Task brief: Determine how many lines include the word "post", then give that number and nothing more.

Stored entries
____________

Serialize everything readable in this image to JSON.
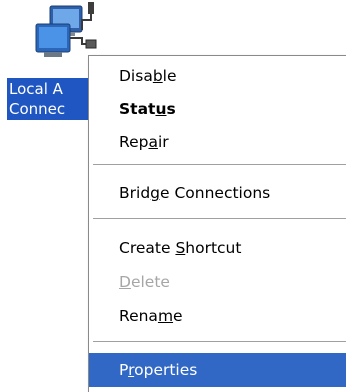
{
  "desktop_icon": {
    "icon": "network-connection-icon",
    "label_line1": "Local A",
    "label_line2": "Connec"
  },
  "context_menu": {
    "items": [
      {
        "pre": "Disa",
        "hotkey": "b",
        "post": "le"
      },
      {
        "pre": "Stat",
        "hotkey": "u",
        "post": "s"
      },
      {
        "pre": "Rep",
        "hotkey": "a",
        "post": "ir"
      },
      {
        "pre": "Brid",
        "hotkey": "g",
        "post": "e Connections"
      },
      {
        "pre": "Create ",
        "hotkey": "S",
        "post": "hortcut"
      },
      {
        "pre": "",
        "hotkey": "D",
        "post": "elete"
      },
      {
        "pre": "Rena",
        "hotkey": "m",
        "post": "e"
      },
      {
        "pre": "P",
        "hotkey": "r",
        "post": "operties"
      }
    ],
    "selected_item": "Properties",
    "default_item": "Status",
    "disabled_item": "Delete"
  },
  "colors": {
    "selection": "#3168c5",
    "label_highlight": "#1f56c1",
    "disabled_text": "#a6a6a6"
  }
}
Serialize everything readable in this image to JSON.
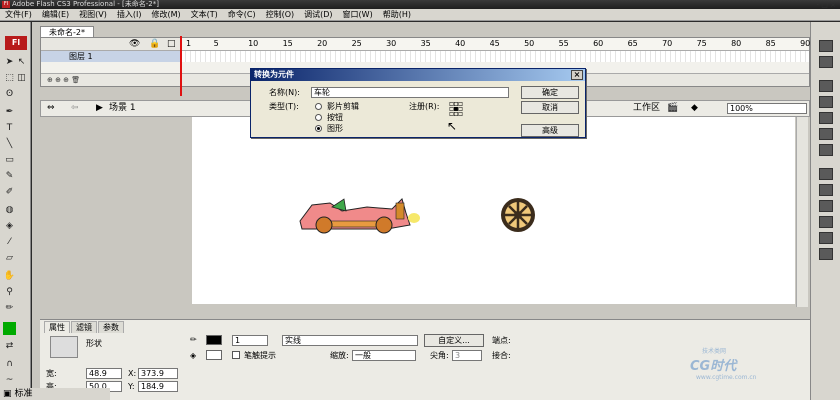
{
  "window": {
    "title": "Adobe Flash CS3 Professional - [未命名-2*]",
    "controls": "- □ ×"
  },
  "menu": [
    "文件(F)",
    "编辑(E)",
    "视图(V)",
    "插入(I)",
    "修改(M)",
    "文本(T)",
    "命令(C)",
    "控制(O)",
    "调试(D)",
    "窗口(W)",
    "帮助(H)"
  ],
  "app_logo": "Fl",
  "doc_tab": "未命名-2*",
  "timeline": {
    "layer_name": "图层 1",
    "ruler": [
      "1",
      "5",
      "10",
      "15",
      "20",
      "25",
      "30",
      "35",
      "40",
      "45",
      "50",
      "55",
      "60",
      "65",
      "70",
      "75",
      "80",
      "85",
      "90"
    ]
  },
  "editbar": {
    "scene": "场景 1",
    "workspace": "工作区",
    "zoom": "100%"
  },
  "dialog": {
    "title": "转换为元件",
    "name_label": "名称(N):",
    "name_value": "车轮",
    "type_label": "类型(T):",
    "types": [
      "影片剪辑",
      "按钮",
      "图形"
    ],
    "selected_type": "图形",
    "reg_label": "注册(R):",
    "ok": "确定",
    "cancel": "取消",
    "advanced": "高级"
  },
  "props": {
    "tabs": [
      "属性",
      "滤镜",
      "参数"
    ],
    "shape_label": "形状",
    "stroke_width": "1",
    "stroke_style": "实线",
    "custom_btn": "自定义...",
    "endpoint_label": "端点:",
    "hint_label": "笔触提示",
    "scale_label": "缩放:",
    "scale_value": "一般",
    "miter_label": "尖角:",
    "miter_value": "3",
    "join_label": "接合:",
    "w_label": "宽:",
    "w_value": "48.9",
    "h_label": "高:",
    "h_value": "50.0",
    "x_label": "X:",
    "x_value": "373.9",
    "y_label": "Y:",
    "y_value": "184.9"
  },
  "watermark": {
    "text": "CG时代",
    "sub": "www.cgtime.com.cn",
    "top": "技术类网"
  },
  "taskbar": "标准",
  "colors": {
    "accent_red": "#b81b1b",
    "dialog_blue": "#0a246a",
    "panel": "#ecebe5"
  }
}
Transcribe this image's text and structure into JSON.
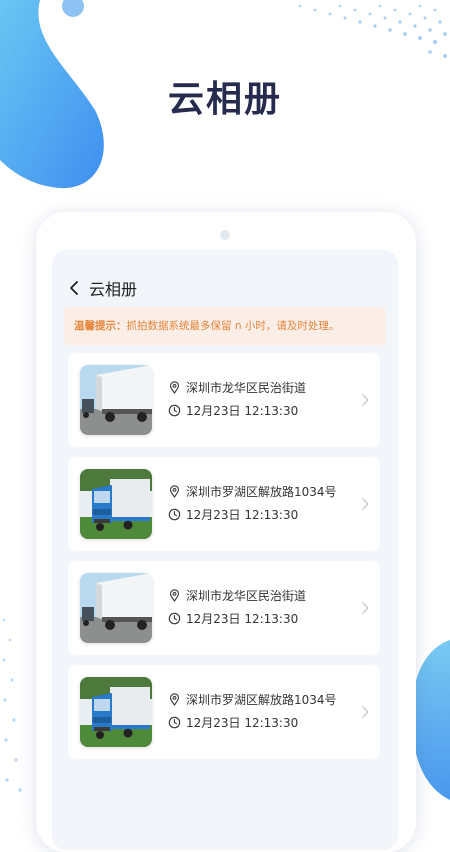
{
  "header": {
    "title": "云相册"
  },
  "nav": {
    "title": "云相册"
  },
  "notice": {
    "label": "温馨提示：",
    "text": "抓拍数据系统最多保留 n 小时，请及时处理。"
  },
  "photos": [
    {
      "location": "深圳市龙华区民治街道",
      "time": "12月23日 12:13:30",
      "thumbnail": "white-truck-side-photo"
    },
    {
      "location": "深圳市罗湖区解放路1034号",
      "time": "12月23日 12:13:30",
      "thumbnail": "blue-truck-front-photo"
    },
    {
      "location": "深圳市龙华区民治街道",
      "time": "12月23日 12:13:30",
      "thumbnail": "white-truck-side-photo"
    },
    {
      "location": "深圳市罗湖区解放路1034号",
      "time": "12月23日 12:13:30",
      "thumbnail": "blue-truck-front-photo"
    }
  ],
  "icons": {
    "back": "chevron-left-icon",
    "location": "location-pin-icon",
    "time": "clock-icon",
    "open": "chevron-right-icon"
  },
  "colors": {
    "accent": "#5aa8f5",
    "notice_text": "#e7863c",
    "notice_bg": "#fbeee6",
    "title": "#262b4e"
  }
}
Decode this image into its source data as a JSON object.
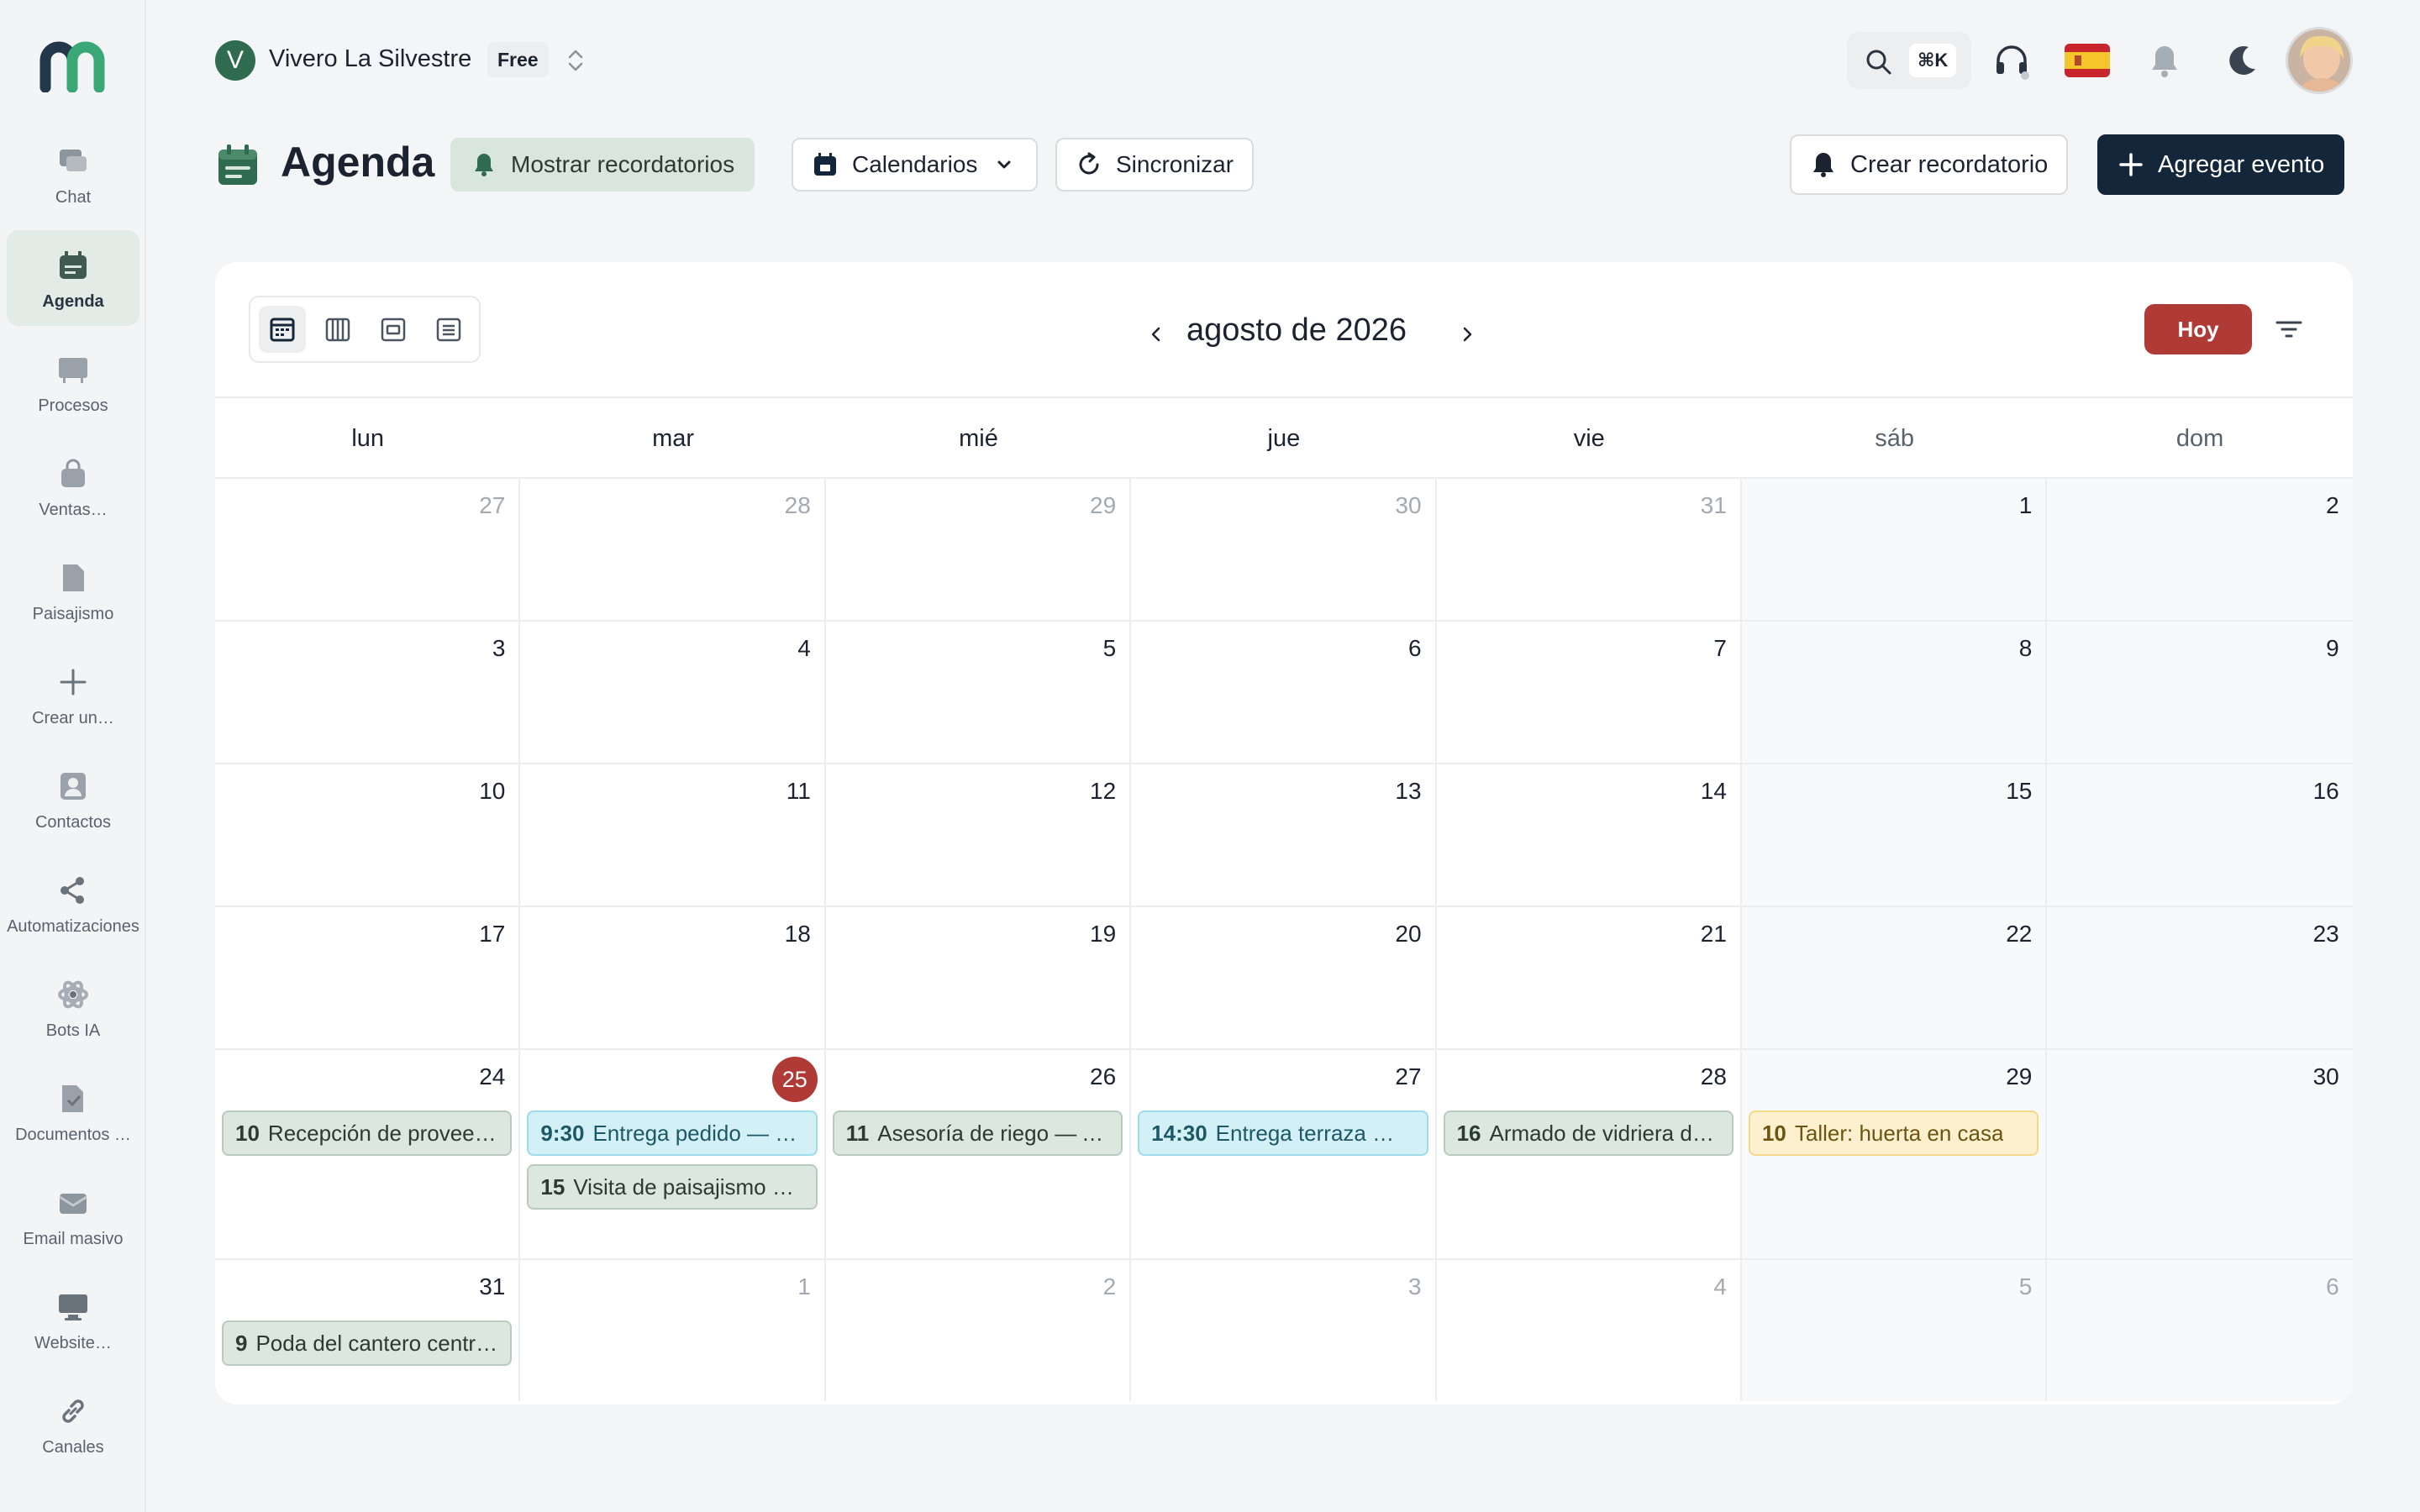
{
  "sidebar": {
    "items": [
      {
        "label": "Chat",
        "icon": "chat-icon"
      },
      {
        "label": "Agenda",
        "icon": "calendar-icon",
        "active": true
      },
      {
        "label": "Procesos",
        "icon": "board-icon"
      },
      {
        "label": "Ventas…",
        "icon": "shopping-bag-icon"
      },
      {
        "label": "Paisajismo",
        "icon": "document-icon"
      },
      {
        "label": "Crear un…",
        "icon": "plus-icon"
      },
      {
        "label": "Contactos",
        "icon": "contact-icon"
      },
      {
        "label": "Automatizaciones",
        "icon": "share-icon"
      },
      {
        "label": "Bots IA",
        "icon": "atom-icon"
      },
      {
        "label": "Documentos …",
        "icon": "document-check-icon"
      },
      {
        "label": "Email masivo",
        "icon": "mail-icon"
      },
      {
        "label": "Website…",
        "icon": "monitor-icon"
      },
      {
        "label": "Canales",
        "icon": "link-icon"
      }
    ]
  },
  "workspace": {
    "initial": "V",
    "name": "Vivero La Silvestre",
    "plan": "Free"
  },
  "topbar": {
    "shortcut": "⌘K"
  },
  "header": {
    "title": "Agenda",
    "show_reminders": "Mostrar recordatorios",
    "calendars": "Calendarios",
    "sync": "Sincronizar",
    "create_reminder": "Crear recordatorio",
    "add_event": "Agregar evento"
  },
  "calendar": {
    "month_title": "agosto de 2026",
    "today_label": "Hoy",
    "weekdays": [
      "lun",
      "mar",
      "mié",
      "jue",
      "vie",
      "sáb",
      "dom"
    ],
    "weeks": [
      [
        {
          "day": "27",
          "out": true
        },
        {
          "day": "28",
          "out": true
        },
        {
          "day": "29",
          "out": true
        },
        {
          "day": "30",
          "out": true
        },
        {
          "day": "31",
          "out": true
        },
        {
          "day": "1"
        },
        {
          "day": "2"
        }
      ],
      [
        {
          "day": "3"
        },
        {
          "day": "4"
        },
        {
          "day": "5"
        },
        {
          "day": "6"
        },
        {
          "day": "7"
        },
        {
          "day": "8"
        },
        {
          "day": "9"
        }
      ],
      [
        {
          "day": "10"
        },
        {
          "day": "11"
        },
        {
          "day": "12"
        },
        {
          "day": "13"
        },
        {
          "day": "14"
        },
        {
          "day": "15"
        },
        {
          "day": "16"
        }
      ],
      [
        {
          "day": "17"
        },
        {
          "day": "18"
        },
        {
          "day": "19"
        },
        {
          "day": "20"
        },
        {
          "day": "21"
        },
        {
          "day": "22"
        },
        {
          "day": "23"
        }
      ],
      [
        {
          "day": "24",
          "events": [
            {
              "time": "10",
              "title": "Recepción de provee…",
              "color": "green"
            }
          ]
        },
        {
          "day": "25",
          "today": true,
          "events": [
            {
              "time": "9:30",
              "title": "Entrega pedido — …",
              "color": "cyan"
            },
            {
              "time": "15",
              "title": "Visita de paisajismo —…",
              "color": "green"
            }
          ]
        },
        {
          "day": "26",
          "events": [
            {
              "time": "11",
              "title": "Asesoría de riego — A…",
              "color": "green"
            }
          ]
        },
        {
          "day": "27",
          "events": [
            {
              "time": "14:30",
              "title": "Entrega terraza — …",
              "color": "cyan"
            }
          ]
        },
        {
          "day": "28",
          "events": [
            {
              "time": "16",
              "title": "Armado de vidriera de…",
              "color": "green"
            }
          ]
        },
        {
          "day": "29",
          "events": [
            {
              "time": "10",
              "title": "Taller: huerta en casa",
              "color": "yellow"
            }
          ]
        },
        {
          "day": "30"
        }
      ],
      [
        {
          "day": "31",
          "events": [
            {
              "time": "9",
              "title": "Poda del cantero centr…",
              "color": "green"
            }
          ]
        },
        {
          "day": "1",
          "out": true
        },
        {
          "day": "2",
          "out": true
        },
        {
          "day": "3",
          "out": true
        },
        {
          "day": "4",
          "out": true
        },
        {
          "day": "5",
          "out": true
        },
        {
          "day": "6",
          "out": true
        }
      ]
    ]
  },
  "colors": {
    "brand": "#2f6b4f",
    "primary_dark": "#14263a",
    "today": "#b03a36"
  }
}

____________

Written answer: 8